Return every line of the data below that includes the string "Section".

» SUPPLIED ENTRIES:
▬▬▬▬▬▬

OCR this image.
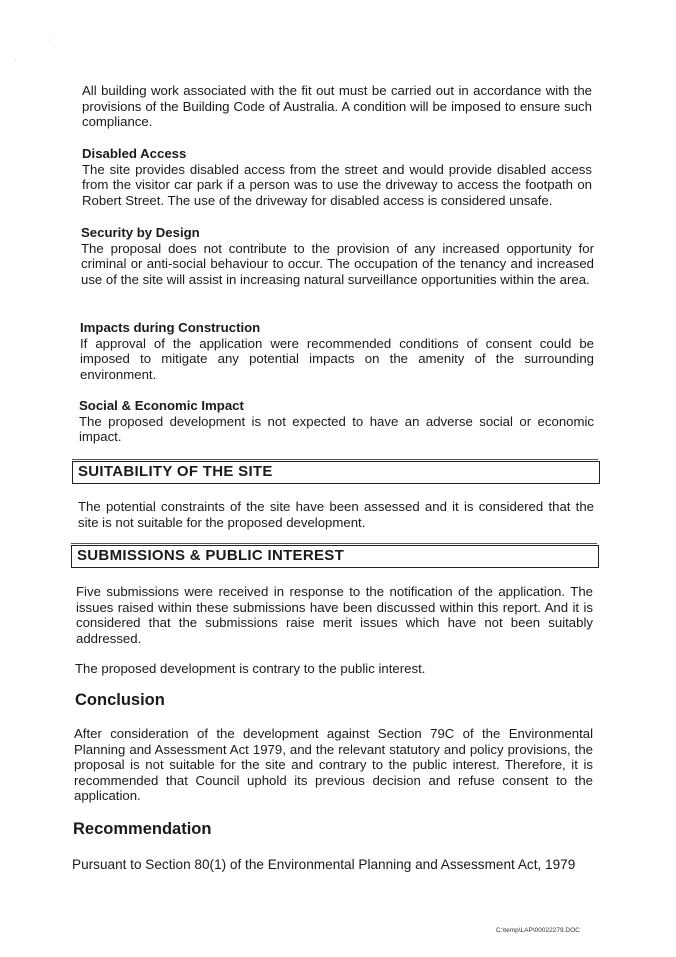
'
,

All building work associated with the fit out must be carried out in accordance with the provisions of the Building Code of Australia. A condition will be imposed to ensure such compliance.

Disabled Access

The site provides disabled access from the street and would provide disabled access from the visitor car park if a person was to use the driveway to access the footpath on Robert Street. The use of the driveway for disabled access is considered unsafe.

Security by Design

The proposal does not contribute to the provision of any increased opportunity for criminal or anti-social behaviour to occur. The occupation of the tenancy and increased use of the site will assist in increasing natural surveillance opportunities within the area.

Impacts during Construction

If approval of the application were recommended conditions of consent could be imposed to mitigate any potential impacts on the amenity of the surrounding environment.

Social & Economic Impact

The proposed development is not expected to have an adverse social or economic impact.

SUITABILITY OF THE SITE

The potential constraints of the site have been assessed and it is considered that the site is not suitable for the proposed development.

SUBMISSIONS & PUBLIC INTEREST

Five submissions were received in response to the notification of the application. The issues raised within these submissions have been discussed within this report. And it is considered that the submissions raise merit issues which have not been suitably addressed.

The proposed development is contrary to the public interest.

Conclusion

After consideration of the development against Section 79C of the Environmental Planning and Assessment Act 1979, and the relevant statutory and policy provisions, the proposal is not suitable for the site and contrary to the public interest. Therefore, it is recommended that Council uphold its previous decision and refuse consent to the application.

Recommendation

Pursuant to Section 80(1) of the Environmental Planning and Assessment Act, 1979

C:\temp\LAP\00022279.DOC
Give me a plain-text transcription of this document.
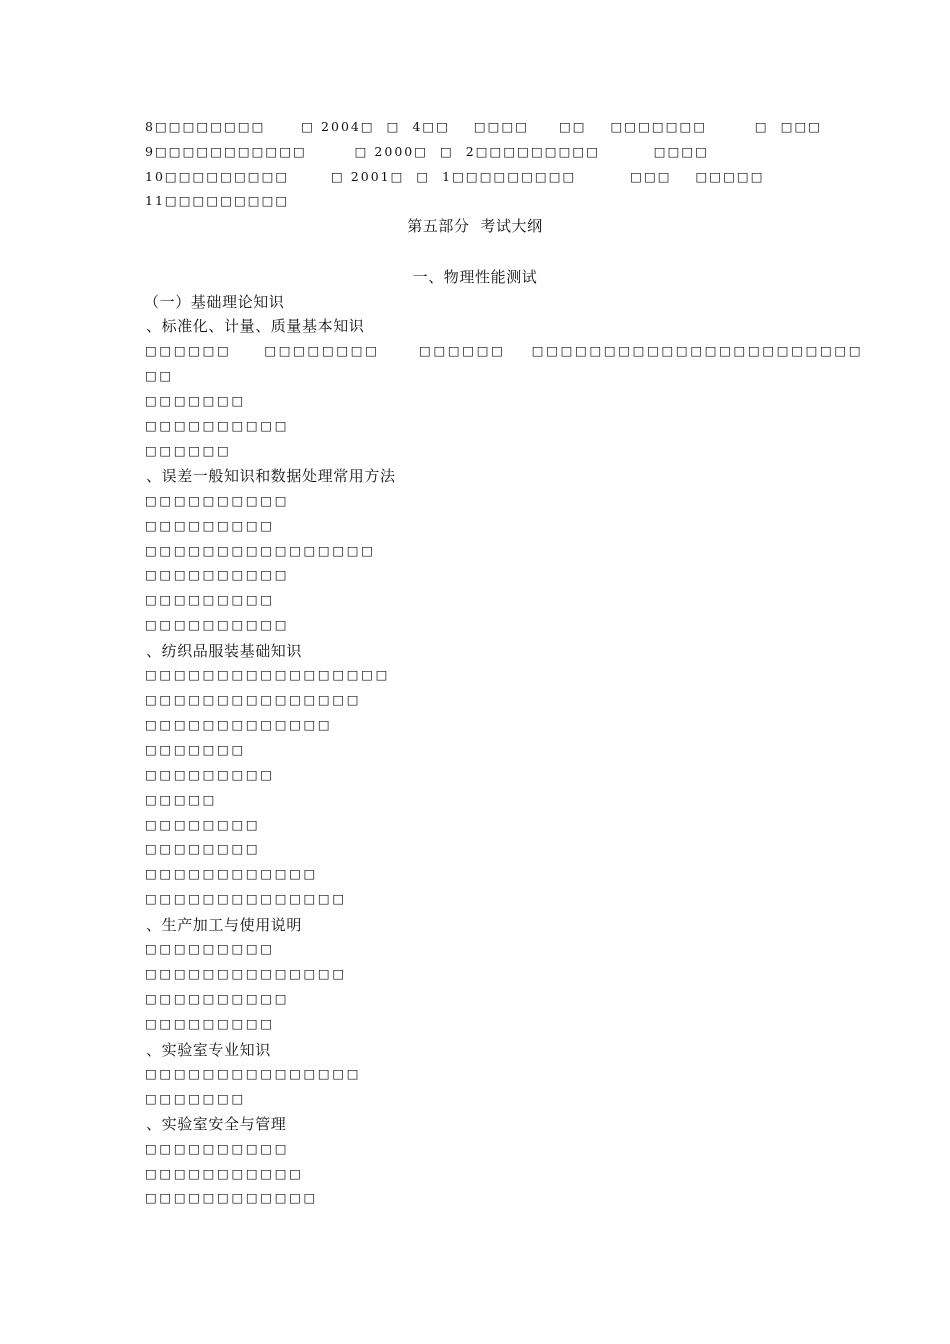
8□□□□□□□□      □ 2004□  □  4□□    □□□□     □□    □□□□□□□        □  □□□
9□□□□□□□□□□□        □ 2000□  □  2□□□□□□□□□         □□□□
10□□□□□□□□□       □ 2001□  □  1□□□□□□□□□         □□□    □□□□□
11□□□□□□□□□
第五部分  考试大纲
一、物理性能测试
（一）基础理论知识
、标准化、计量、质量基本知识
□□□□□□     □□□□□□□□      □□□□□□    □□□□□□□□□□□□□□□□□□□□□□□
□□
□□□□□□□
□□□□□□□□□□
□□□□□□
、误差一般知识和数据处理常用方法
□□□□□□□□□□
□□□□□□□□□
□□□□□□□□□□□□□□□□
□□□□□□□□□□
□□□□□□□□□
□□□□□□□□□□
、纺织品服装基础知识
□□□□□□□□□□□□□□□□□
□□□□□□□□□□□□□□□
□□□□□□□□□□□□□
□□□□□□□
□□□□□□□□□
□□□□□
□□□□□□□□
□□□□□□□□
□□□□□□□□□□□□
□□□□□□□□□□□□□□
、生产加工与使用说明
□□□□□□□□□
□□□□□□□□□□□□□□
□□□□□□□□□□
□□□□□□□□□
、实验室专业知识
□□□□□□□□□□□□□□□
□□□□□□□
、实验室安全与管理
□□□□□□□□□□
□□□□□□□□□□□
□□□□□□□□□□□□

▬▬▬▬▬▬

» RESULT OF THE TASK:
After consideration of the development against Section 79C of the Environmental Planning and Assessment Act 1979, and the relevant statutory and policy provisions, the proposal is not suitable for the site and contrary to the public interest. Therefore, it is recommended that Council uphold its previous decision and refuse consent to the application.
Pursuant to Section 80(1) of the Environmental Planning and Assessment Act, 1979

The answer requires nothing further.